Change every "data-point" in the records below to "marker", and reproduce all the lines with nothing else altered.

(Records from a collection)
····················
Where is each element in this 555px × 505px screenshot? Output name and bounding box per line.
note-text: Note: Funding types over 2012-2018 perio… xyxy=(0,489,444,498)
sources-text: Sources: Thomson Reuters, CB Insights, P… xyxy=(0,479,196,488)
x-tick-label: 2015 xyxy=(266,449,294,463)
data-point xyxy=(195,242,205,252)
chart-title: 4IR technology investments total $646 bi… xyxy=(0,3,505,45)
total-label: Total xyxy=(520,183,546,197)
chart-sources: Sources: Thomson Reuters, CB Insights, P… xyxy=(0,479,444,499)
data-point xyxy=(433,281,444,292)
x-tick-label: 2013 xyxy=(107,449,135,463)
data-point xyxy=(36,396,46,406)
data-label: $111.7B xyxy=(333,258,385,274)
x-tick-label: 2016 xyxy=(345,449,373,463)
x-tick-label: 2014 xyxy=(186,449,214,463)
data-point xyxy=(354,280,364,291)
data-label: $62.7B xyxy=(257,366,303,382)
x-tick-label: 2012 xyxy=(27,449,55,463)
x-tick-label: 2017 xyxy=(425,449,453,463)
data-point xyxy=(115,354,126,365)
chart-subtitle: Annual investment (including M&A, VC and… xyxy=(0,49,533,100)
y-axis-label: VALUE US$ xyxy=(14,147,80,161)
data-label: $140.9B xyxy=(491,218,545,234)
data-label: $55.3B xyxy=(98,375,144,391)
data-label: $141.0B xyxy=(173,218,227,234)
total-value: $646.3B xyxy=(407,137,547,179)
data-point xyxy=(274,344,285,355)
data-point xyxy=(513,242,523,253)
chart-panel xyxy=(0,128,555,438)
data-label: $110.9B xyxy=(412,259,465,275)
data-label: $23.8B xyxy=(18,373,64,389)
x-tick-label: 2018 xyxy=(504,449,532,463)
····················
-- RESPONSE TO THIS EXERCISE --
Where is each element in this 555px × 505px screenshot? Output name and bounding box per line.
note-text: Note: Funding types over 2012-2018 perio… xyxy=(0,489,444,498)
sources-text: Sources: Thomson Reuters, CB Insights, P… xyxy=(0,479,196,488)
x-tick-label: 2015 xyxy=(266,449,294,463)
marker xyxy=(195,242,205,252)
chart-title: 4IR technology investments total $646 bi… xyxy=(0,3,505,45)
total-label: Total xyxy=(520,183,546,197)
chart-sources: Sources: Thomson Reuters, CB Insights, P… xyxy=(0,479,444,499)
marker xyxy=(433,281,444,292)
x-tick-label: 2013 xyxy=(107,449,135,463)
marker xyxy=(36,396,46,406)
data-label: $111.7B xyxy=(333,258,385,274)
x-tick-label: 2016 xyxy=(345,449,373,463)
x-tick-label: 2014 xyxy=(186,449,214,463)
marker xyxy=(354,280,364,291)
data-label: $62.7B xyxy=(257,366,303,382)
x-tick-label: 2012 xyxy=(27,449,55,463)
x-tick-label: 2017 xyxy=(425,449,453,463)
marker xyxy=(115,354,126,365)
chart-subtitle: Annual investment (including M&A, VC and… xyxy=(0,49,533,100)
y-axis-label: VALUE US$ xyxy=(14,147,80,161)
data-label: $140.9B xyxy=(491,218,545,234)
data-label: $55.3B xyxy=(98,375,144,391)
data-label: $141.0B xyxy=(173,218,227,234)
total-value: $646.3B xyxy=(407,137,547,179)
marker xyxy=(274,344,285,355)
marker xyxy=(513,242,523,253)
chart-panel xyxy=(0,128,555,438)
data-label: $110.9B xyxy=(412,259,465,275)
data-label: $23.8B xyxy=(18,373,64,389)
x-tick-label: 2018 xyxy=(504,449,532,463)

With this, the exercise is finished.